Transcribe the whole listing without a single picture.

════════

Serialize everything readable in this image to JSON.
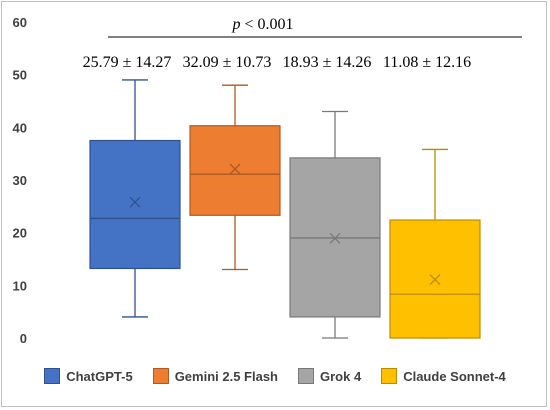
{
  "chart_data": {
    "type": "box",
    "categories": [
      "ChatGPT-5",
      "Gemini 2.5 Flash",
      "Grok 4",
      "Claude Sonnet-4"
    ],
    "ylim": [
      0,
      60
    ],
    "yticks": [
      0,
      10,
      20,
      30,
      40,
      50,
      60
    ],
    "grid": false,
    "legend_position": "bottom",
    "series": [
      {
        "name": "ChatGPT-5",
        "color": "#4472c4",
        "edge": "#2f528f",
        "min": 4,
        "q1": 13.2,
        "median": 22.7,
        "q3": 37.5,
        "max": 49,
        "mean": 25.79,
        "label": "25.79 ± 14.27"
      },
      {
        "name": "Gemini 2.5 Flash",
        "color": "#ed7d31",
        "edge": "#ae5a21",
        "min": 13,
        "q1": 23.3,
        "median": 31.1,
        "q3": 40.3,
        "max": 48,
        "mean": 32.09,
        "label": "32.09 ± 10.73"
      },
      {
        "name": "Grok 4",
        "color": "#a5a5a5",
        "edge": "#787878",
        "min": 0,
        "q1": 4,
        "median": 19,
        "q3": 34.2,
        "max": 43,
        "mean": 18.93,
        "label": "18.93 ± 14.26"
      },
      {
        "name": "Claude Sonnet-4",
        "color": "#ffc000",
        "edge": "#bc8c00",
        "min": 0,
        "q1": 0,
        "median": 8.3,
        "q3": 22.4,
        "max": 35.8,
        "mean": 11.08,
        "label": "11.08 ± 12.16"
      }
    ],
    "annotation": {
      "p_symbol": "p",
      "rest": " < 0.001"
    }
  }
}
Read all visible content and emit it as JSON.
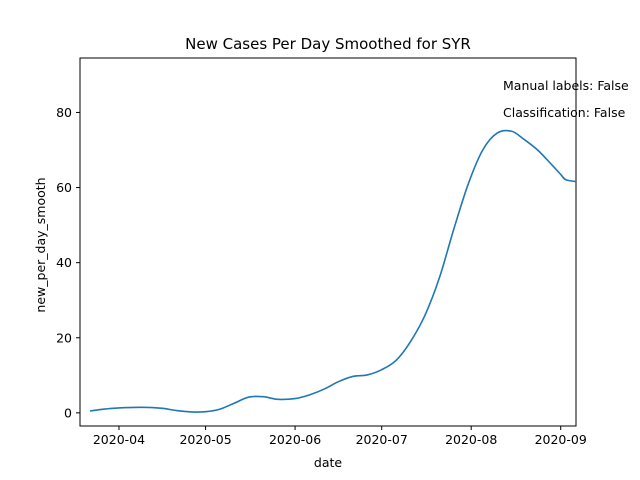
{
  "chart_data": {
    "type": "line",
    "title": "New Cases Per Day Smoothed for SYR",
    "xlabel": "date",
    "ylabel": "new_per_day_smooth",
    "x_tick_labels": [
      "2020-04",
      "2020-05",
      "2020-06",
      "2020-07",
      "2020-08",
      "2020-09"
    ],
    "x_tick_days": [
      10,
      40,
      71,
      101,
      132,
      163
    ],
    "y_ticks": [
      0,
      20,
      40,
      60,
      80
    ],
    "xlim_days": [
      -3.5,
      168.3
    ],
    "ylim": [
      -3.5,
      94.5
    ],
    "line_color": "#1f77b4",
    "annotations": [
      "Manual labels: False",
      "Classification: False"
    ],
    "series": [
      {
        "name": "new_per_day_smooth",
        "x_days": [
          0,
          5,
          10,
          15,
          20,
          25,
          30,
          35,
          40,
          45,
          50,
          55,
          60,
          65,
          71,
          76,
          81,
          86,
          91,
          96,
          101,
          106,
          111,
          116,
          121,
          126,
          131,
          136,
          141,
          146,
          150,
          155,
          160,
          163,
          165,
          170
        ],
        "values": [
          0.5,
          1.0,
          1.3,
          1.45,
          1.45,
          1.2,
          0.6,
          0.25,
          0.3,
          1.0,
          2.6,
          4.2,
          4.3,
          3.6,
          3.8,
          4.8,
          6.3,
          8.3,
          9.7,
          10.1,
          11.5,
          14.0,
          19.0,
          26.0,
          36.0,
          49.0,
          61.0,
          70.0,
          74.5,
          75.0,
          73.0,
          70.0,
          66.0,
          63.5,
          62.0,
          61.5
        ]
      }
    ]
  }
}
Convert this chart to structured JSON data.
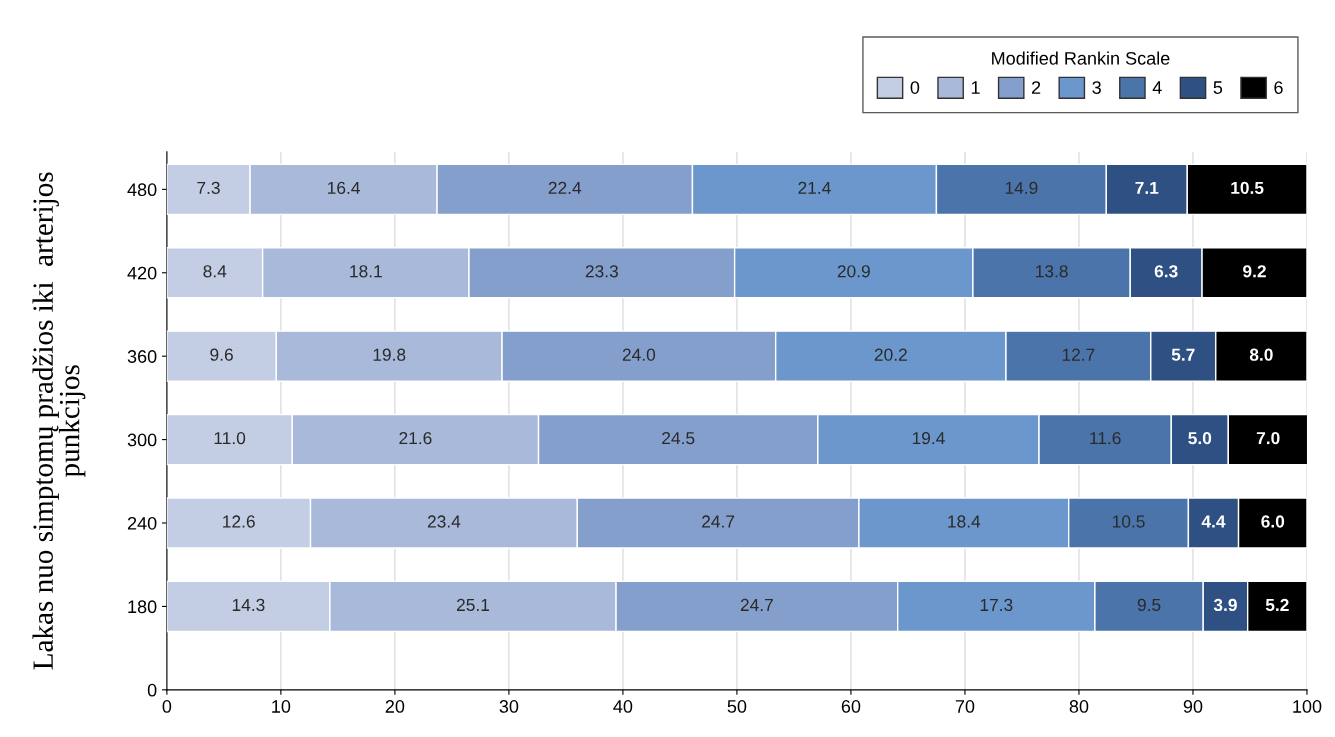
{
  "chart_data": {
    "type": "bar",
    "orientation": "horizontal",
    "stacked": true,
    "ylabel": "Lakas nuo simptomų pradžios iki  arterijos\npunkcijos",
    "legend_title": "Modified Rankin Scale",
    "legend": "top right",
    "categories": [
      "480",
      "420",
      "360",
      "300",
      "240",
      "180",
      "0"
    ],
    "xlim": [
      0,
      100
    ],
    "xticks": [
      0,
      10,
      20,
      30,
      40,
      50,
      60,
      70,
      80,
      90,
      100
    ],
    "grid": "x",
    "series": [
      {
        "name": "0",
        "color": "#c3cde4",
        "values": [
          7.3,
          8.4,
          9.6,
          11.0,
          12.6,
          14.3,
          null
        ],
        "value_labels": [
          "7.3",
          "8.4",
          "9.6",
          "11.0",
          "12.6",
          "14.3",
          null
        ]
      },
      {
        "name": "1",
        "color": "#a8b9da",
        "values": [
          16.4,
          18.1,
          19.8,
          21.6,
          23.4,
          25.1,
          null
        ],
        "value_labels": [
          "16.4",
          "18.1",
          "19.8",
          "21.6",
          "23.4",
          "25.1",
          null
        ]
      },
      {
        "name": "2",
        "color": "#849fcc",
        "values": [
          22.4,
          23.3,
          24.0,
          24.5,
          24.7,
          24.7,
          null
        ],
        "value_labels": [
          "22.4",
          "23.3",
          "24.0",
          "24.5",
          "24.7",
          "24.7",
          null
        ]
      },
      {
        "name": "3",
        "color": "#6b97cc",
        "values": [
          21.4,
          20.9,
          20.2,
          19.4,
          18.4,
          17.3,
          null
        ],
        "value_labels": [
          "21.4",
          "20.9",
          "20.2",
          "19.4",
          "18.4",
          "17.3",
          null
        ]
      },
      {
        "name": "4",
        "color": "#4a74aa",
        "values": [
          14.9,
          13.8,
          12.7,
          11.6,
          10.5,
          9.5,
          null
        ],
        "value_labels": [
          "14.9",
          "13.8",
          "12.7",
          "11.6",
          "10.5",
          "9.5",
          null
        ]
      },
      {
        "name": "5",
        "color": "#2f5083",
        "values": [
          7.1,
          6.3,
          5.7,
          5.0,
          4.4,
          3.9,
          null
        ],
        "value_labels": [
          "7.1",
          "6.3",
          "5.7",
          "5.0",
          "4.4",
          "3.9",
          null
        ]
      },
      {
        "name": "6",
        "color": "#000000",
        "values": [
          10.5,
          9.2,
          8.0,
          7.0,
          6.0,
          5.2,
          null
        ],
        "value_labels": [
          "10.5",
          "9.2",
          "8.0",
          "7.0",
          "6.0",
          "5.2",
          null
        ]
      }
    ]
  }
}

════════

Result =
Serialize everything readable in this image to JSON.
{
  "chart_data": {
    "type": "box",
    "categories": [
      "ChatGPT-5",
      "Gemini 2.5 Flash",
      "Grok 4",
      "Claude Sonnet-4"
    ],
    "ylim": [
      0,
      60
    ],
    "yticks": [
      0,
      10,
      20,
      30,
      40,
      50,
      60
    ],
    "grid": false,
    "legend_position": "bottom",
    "series": [
      {
        "name": "ChatGPT-5",
        "color": "#4472c4",
        "edge": "#2f528f",
        "min": 4,
        "q1": 13.2,
        "median": 22.7,
        "q3": 37.5,
        "max": 49,
        "mean": 25.79,
        "label": "25.79 ± 14.27"
      },
      {
        "name": "Gemini 2.5 Flash",
        "color": "#ed7d31",
        "edge": "#ae5a21",
        "min": 13,
        "q1": 23.3,
        "median": 31.1,
        "q3": 40.3,
        "max": 48,
        "mean": 32.09,
        "label": "32.09 ± 10.73"
      },
      {
        "name": "Grok 4",
        "color": "#a5a5a5",
        "edge": "#787878",
        "min": 0,
        "q1": 4,
        "median": 19,
        "q3": 34.2,
        "max": 43,
        "mean": 18.93,
        "label": "18.93 ± 14.26"
      },
      {
        "name": "Claude Sonnet-4",
        "color": "#ffc000",
        "edge": "#bc8c00",
        "min": 0,
        "q1": 0,
        "median": 8.3,
        "q3": 22.4,
        "max": 35.8,
        "mean": 11.08,
        "label": "11.08 ± 12.16"
      }
    ],
    "annotation": {
      "p_symbol": "p",
      "rest": " < 0.001"
    }
  }
}
Read all visible content and emit it as JSON.
{
  "chart_data": {
    "type": "line",
    "title": "New Cases Per Day Smoothed for SYR",
    "xlabel": "date",
    "ylabel": "new_per_day_smooth",
    "x_tick_labels": [
      "2020-04",
      "2020-05",
      "2020-06",
      "2020-07",
      "2020-08",
      "2020-09"
    ],
    "x_tick_days": [
      10,
      40,
      71,
      101,
      132,
      163
    ],
    "y_ticks": [
      0,
      20,
      40,
      60,
      80
    ],
    "xlim_days": [
      -3.5,
      168.3
    ],
    "ylim": [
      -3.5,
      94.5
    ],
    "line_color": "#1f77b4",
    "annotations": [
      "Manual labels: False",
      "Classification: False"
    ],
    "series": [
      {
        "name": "new_per_day_smooth",
        "x_days": [
          0,
          5,
          10,
          15,
          20,
          25,
          30,
          35,
          40,
          45,
          50,
          55,
          60,
          65,
          71,
          76,
          81,
          86,
          91,
          96,
          101,
          106,
          111,
          116,
          121,
          126,
          131,
          136,
          141,
          146,
          150,
          155,
          160,
          163,
          165,
          170
        ],
        "values": [
          0.5,
          1.0,
          1.3,
          1.45,
          1.45,
          1.2,
          0.6,
          0.25,
          0.3,
          1.0,
          2.6,
          4.2,
          4.3,
          3.6,
          3.8,
          4.8,
          6.3,
          8.3,
          9.7,
          10.1,
          11.5,
          14.0,
          19.0,
          26.0,
          36.0,
          49.0,
          61.0,
          70.0,
          74.5,
          75.0,
          73.0,
          70.0,
          66.0,
          63.5,
          62.0,
          61.5
        ]
      }
    ]
  }
}
Convert this chart to structured JSON data.
{
  "chart_data": {
    "type": "bar",
    "orientation": "horizontal",
    "stacked": true,
    "ylabel": "Lakas nuo simptomų pradžios iki  arterijos\npunkcijos",
    "legend_title": "Modified Rankin Scale",
    "legend": "top right",
    "categories": [
      "480",
      "420",
      "360",
      "300",
      "240",
      "180",
      "0"
    ],
    "xlim": [
      0,
      100
    ],
    "xticks": [
      0,
      10,
      20,
      30,
      40,
      50,
      60,
      70,
      80,
      90,
      100
    ],
    "grid": "x",
    "series": [
      {
        "name": "0",
        "color": "#c3cde4",
        "values": [
          7.3,
          8.4,
          9.6,
          11.0,
          12.6,
          14.3,
          null
        ],
        "value_labels": [
          "7.3",
          "8.4",
          "9.6",
          "11.0",
          "12.6",
          "14.3",
          null
        ]
      },
      {
        "name": "1",
        "color": "#a8b9da",
        "values": [
          16.4,
          18.1,
          19.8,
          21.6,
          23.4,
          25.1,
          null
        ],
        "value_labels": [
          "16.4",
          "18.1",
          "19.8",
          "21.6",
          "23.4",
          "25.1",
          null
        ]
      },
      {
        "name": "2",
        "color": "#849fcc",
        "values": [
          22.4,
          23.3,
          24.0,
          24.5,
          24.7,
          24.7,
          null
        ],
        "value_labels": [
          "22.4",
          "23.3",
          "24.0",
          "24.5",
          "24.7",
          "24.7",
          null
        ]
      },
      {
        "name": "3",
        "color": "#6b97cc",
        "values": [
          21.4,
          20.9,
          20.2,
          19.4,
          18.4,
          17.3,
          null
        ],
        "value_labels": [
          "21.4",
          "20.9",
          "20.2",
          "19.4",
          "18.4",
          "17.3",
          null
        ]
      },
      {
        "name": "4",
        "color": "#4a74aa",
        "values": [
          14.9,
          13.8,
          12.7,
          11.6,
          10.5,
          9.5,
          null
        ],
        "value_labels": [
          "14.9",
          "13.8",
          "12.7",
          "11.6",
          "10.5",
          "9.5",
          null
        ]
      },
      {
        "name": "5",
        "color": "#2f5083",
        "values": [
          7.1,
          6.3,
          5.7,
          5.0,
          4.4,
          3.9,
          null
        ],
        "value_labels": [
          "7.1",
          "6.3",
          "5.7",
          "5.0",
          "4.4",
          "3.9",
          null
        ]
      },
      {
        "name": "6",
        "color": "#000000",
        "values": [
          10.5,
          9.2,
          8.0,
          7.0,
          6.0,
          5.2,
          null
        ],
        "value_labels": [
          "10.5",
          "9.2",
          "8.0",
          "7.0",
          "6.0",
          "5.2",
          null
        ]
      }
    ]
  }
}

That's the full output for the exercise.